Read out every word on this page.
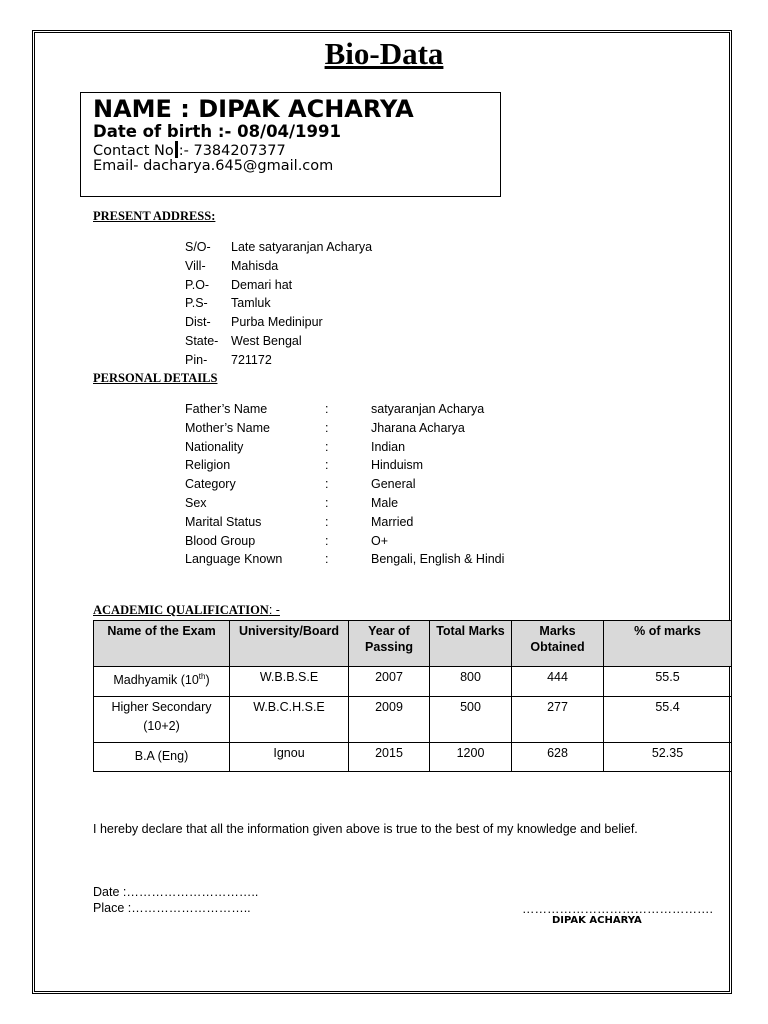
Bio-Data
NAME : DIPAK ACHARYA
Date of birth :- 08/04/1991
Contact No :- 7384207377
Email- dacharya.645@gmail.com
PRESENT ADDRESS:
S/O- Late satyaranjan Acharya
Vill- Mahisda
P.O- Demari hat
P.S- Tamluk
Dist- Purba Medinipur
State- West Bengal
Pin- 721172
PERSONAL DETAILS
Father’s Name	:	satyaranjan Acharya
Mother’s Name	:	Jharana Acharya
Nationality	:	Indian
Religion	:	Hinduism
Category	:	General
Sex	:	Male
Marital Status	:	Married
Blood Group	:	O+
Language Known	:	Bengali, English & Hindi
ACADEMIC QUALIFICATION: -
Name of the Exam	University/Board	Year of Passing	Total Marks	Marks Obtained	% of marks
Madhyamik (10th)	W.B.B.S.E	2007	800	444	55.5
Higher Secondary (10+2)	W.B.C.H.S.E	2009	500	277	55.4
B.A (Eng)	Ignou	2015	1200	628	52.35
I hereby declare that all the information given above is true to the best of my knowledge and belief.
Date :…………………………..
Place :………………………..	……………………………………….
DIPAK ACHARYA
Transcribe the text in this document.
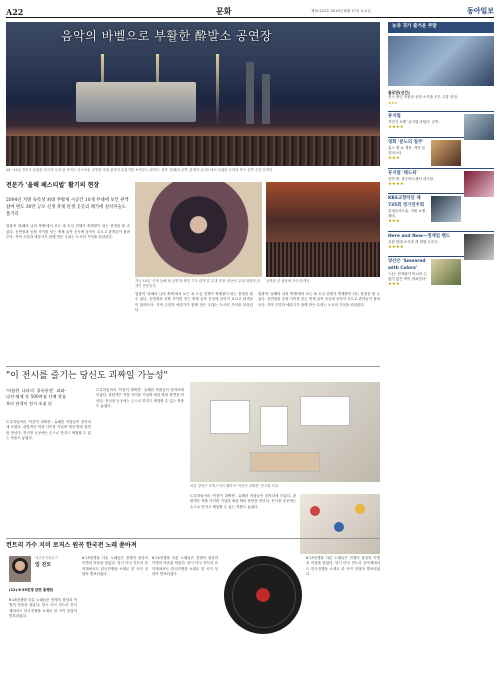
A22	문화	제31122호 2019년 8월 17일 토요일	동아일보
음악의 바벨으로 부활한 酔발소 공연장
10~12일 전문가 동원된 다국적 무대 뒤 보이는 다스러운 공연장 조형 관중의 분위기를 보여주는 위아다. 원조 '올해의 공연' 관계자 콘서트에서 보였던 무대의 축도 운반 공간 등이다.
전문가 '올해 페스티벌' 활기의 현장
2004년 지방 독특성 최대 부활제 시공간 10개 무대에 보인 관객 참여 변도 30만 규모 신생 축제 탄생 곳곳의 폐가에 설치미술도 볼거리
열광적 '올해의 나의 축제'에서 보는 폭 도심 전체가 축제장이 되는 풍경을 볼 수 있다. 공연장과 공장 사이를 잇는 축제 골목 곳곳에 음악이 흐르고 관객들이 몰려든다. 지역 주민과 예술가가 함께 만든 무대는 도시의 기억을 되살린다.
지난 10일 '신생 올해 팬 공연'을 펼친 가수 관객 앞 무대 현장. 한동안 무대 뒤편의 관객이 반응한다.
공연장 앞 광장에 모인 관객들
열광적 '올해의 나의 축제'에서 보는 폭 도심 전체가 축제장이 되는 풍경을 볼 수 있다. 공연장과 공장 사이를 잇는 축제 골목 곳곳에 음악이 흐르고 관객들이 몰려든다. 지역 주민과 예술가가 함께 만든 무대는 도시의 기억을 되살린다.
열광적 '올해의 나의 축제'에서 보는 폭 도심 전체가 축제장이 되는 풍경을 볼 수 있다. 공연장과 공장 사이를 잇는 축제 골목 곳곳에 음악이 흐르고 관객들이 몰려든다. 지역 주민과 예술가가 함께 만든 무대는 도시의 기억을 되살린다.
"이 전시를 즐기는 당신도 괴짜일 가능성"
'아름한 나라의 꼴록통전' 괴와-다진-영재 등 500여점 선배 작품보다 관객이 전시 초점 뒤
트루하임씨의 '이층이 괴짜전'. 유쾌한 작품들이 한자리에 모였다. 관람객은 작품 사이를 거닐며 예상 밖의 장면을 만난다. 전시장 곳곳에는 손으로 만지고 체험할 수 있는 작품도 놓였다.
트루하임씨의 '이층이 괴짜전'. 유쾌한 작품들이 한자리에 모였다. 관람객은 작품 사이를 거닐며 예상 밖의 장면을 만난다. 전시장 곳곳에는 손으로 만지고 체험할 수 있는 작품도 놓였다.
서울 강남구 코엑스 아트센터의 '이층이 괴짜전' 전시장 모습.
트루하임씨의 '이층이 괴짜전'. 유쾌한 작품들이 한자리에 모였다. 관람객은 작품 사이를 거닐며 예상 밖의 장면을 만난다. 전시장 곳곳에는 손으로 만지고 체험할 수 있는 작품도 놓였다.
컨트리 가수 지미 로저스 원곡 한국전 노래 쏟아져
대중음악평론가
임 진모
(12) 6·25전쟁 관련 통행판
6·25전쟁을 다룬 노래들은 전쟁의 참상과 이별의 아픔을 담았다. 당시 미국 컨트리 음악계에서도 한국전쟁을 소재로 한 곡이 잇달아 발표되었다.
6·25전쟁을 다룬 노래들은 전쟁의 참상과 이별의 아픔을 담았다. 당시 미국 컨트리 음악계에서도 한국전쟁을 소재로 한 곡이 잇달아 발표되었다.
6·25전쟁을 다룬 노래들은 전쟁의 참상과 이별의 아픔을 담았다. 당시 미국 컨트리 음악계에서도 한국전쟁을 소재로 한 곡이 잇달아 발표되었다.
6·25전쟁을 다룬 노래들은 전쟁의 참상과 이별의 아픔을 담았다. 당시 미국 컨트리 음악계에서도 한국전쟁을 소재로 한 곡이 잇달아 발표되었다.
눈과 귀가 즐거운 주말
클로단(신간)
전시 중인 작품과 공연 소식을 모은 주말 안내.
★★★
뮤지컬
자전거 쇼맨 '뮤지컬 마틸다' 공연.
★★★★
영화 '분노의 질주'
홉스 앤 쇼 개봉. 액션 블록버스터.
★★★
뮤지컬 '헤드윅'
공연 중. 충무아트센터 대극장.
★★★★
KBS교향악단 제735회 정기연주회
롯데콘서트홀. 지휘 요엘 레비.
★★★
Here and Now—정재일 밴드
음원 발매 소식과 새 앨범 수록곡.
★★★★
양산은 'Smeared with Colors'
"나는 단색화가 아니라 수없이 많은 색이 겹쳐진다"
★★★
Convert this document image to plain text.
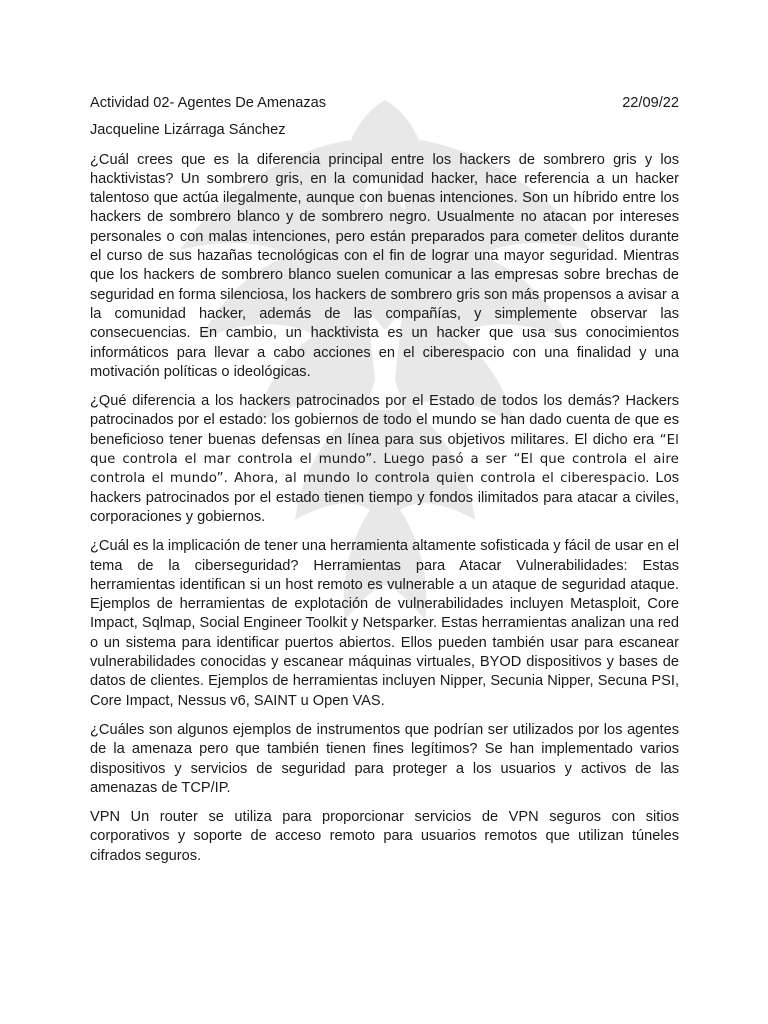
Actividad 02- Agentes De Amenazas	22/09/22
Jacqueline Lizárraga Sánchez

¿Cuál crees que es la diferencia principal entre los hackers de sombrero gris y los hacktivistas? Un sombrero gris, en la comunidad hacker, hace referencia a un hacker talentoso que actúa ilegalmente, aunque con buenas intenciones. Son un híbrido entre los hackers de sombrero blanco y de sombrero negro. Usualmente no atacan por intereses personales o con malas intenciones, pero están preparados para cometer delitos durante el curso de sus hazañas tecnológicas con el fin de lograr una mayor seguridad. Mientras que los hackers de sombrero blanco suelen comunicar a las empresas sobre brechas de seguridad en forma silenciosa, los hackers de sombrero gris son más propensos a avisar a la comunidad hacker, además de las compañías, y simplemente observar las consecuencias. En cambio, un hacktivista es un hacker que usa sus conocimientos informáticos para llevar a cabo acciones en el ciberespacio con una finalidad y una motivación políticas o ideológicas.

¿Qué diferencia a los hackers patrocinados por el Estado de todos los demás? Hackers patrocinados por el estado: los gobiernos de todo el mundo se han dado cuenta de que es beneficioso tener buenas defensas en línea para sus objetivos militares. El dicho era “El que controla el mar controla el mundo”. Luego pasó a ser “El que controla el aire controla el mundo”. Ahora, al mundo lo controla quien controla el ciberespacio. Los hackers patrocinados por el estado tienen tiempo y fondos ilimitados para atacar a civiles, corporaciones y gobiernos.

¿Cuál es la implicación de tener una herramienta altamente sofisticada y fácil de usar en el tema de la ciberseguridad? Herramientas para Atacar Vulnerabilidades: Estas herramientas identifican si un host remoto es vulnerable a un ataque de seguridad ataque. Ejemplos de herramientas de explotación de vulnerabilidades incluyen Metasploit, Core Impact, Sqlmap, Social Engineer Toolkit y Netsparker. Estas herramientas analizan una red o un sistema para identificar puertos abiertos. Ellos pueden también usar para escanear vulnerabilidades conocidas y escanear máquinas virtuales, BYOD dispositivos y bases de datos de clientes. Ejemplos de herramientas incluyen Nipper, Secunia Nipper, Secuna PSI, Core Impact, Nessus v6, SAINT u Open VAS.

¿Cuáles son algunos ejemplos de instrumentos que podrían ser utilizados por los agentes de la amenaza pero que también tienen fines legítimos? Se han implementado varios dispositivos y servicios de seguridad para proteger a los usuarios y activos de las amenazas de TCP/IP.

VPN Un router se utiliza para proporcionar servicios de VPN seguros con sitios corporativos y soporte de acceso remoto para usuarios remotos que utilizan túneles cifrados seguros.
+ + + + + + +
STATED GOAL:
For the entries above, count the lines that contain the string "this", and state that number without further comment.

TASK SOLUTION:
3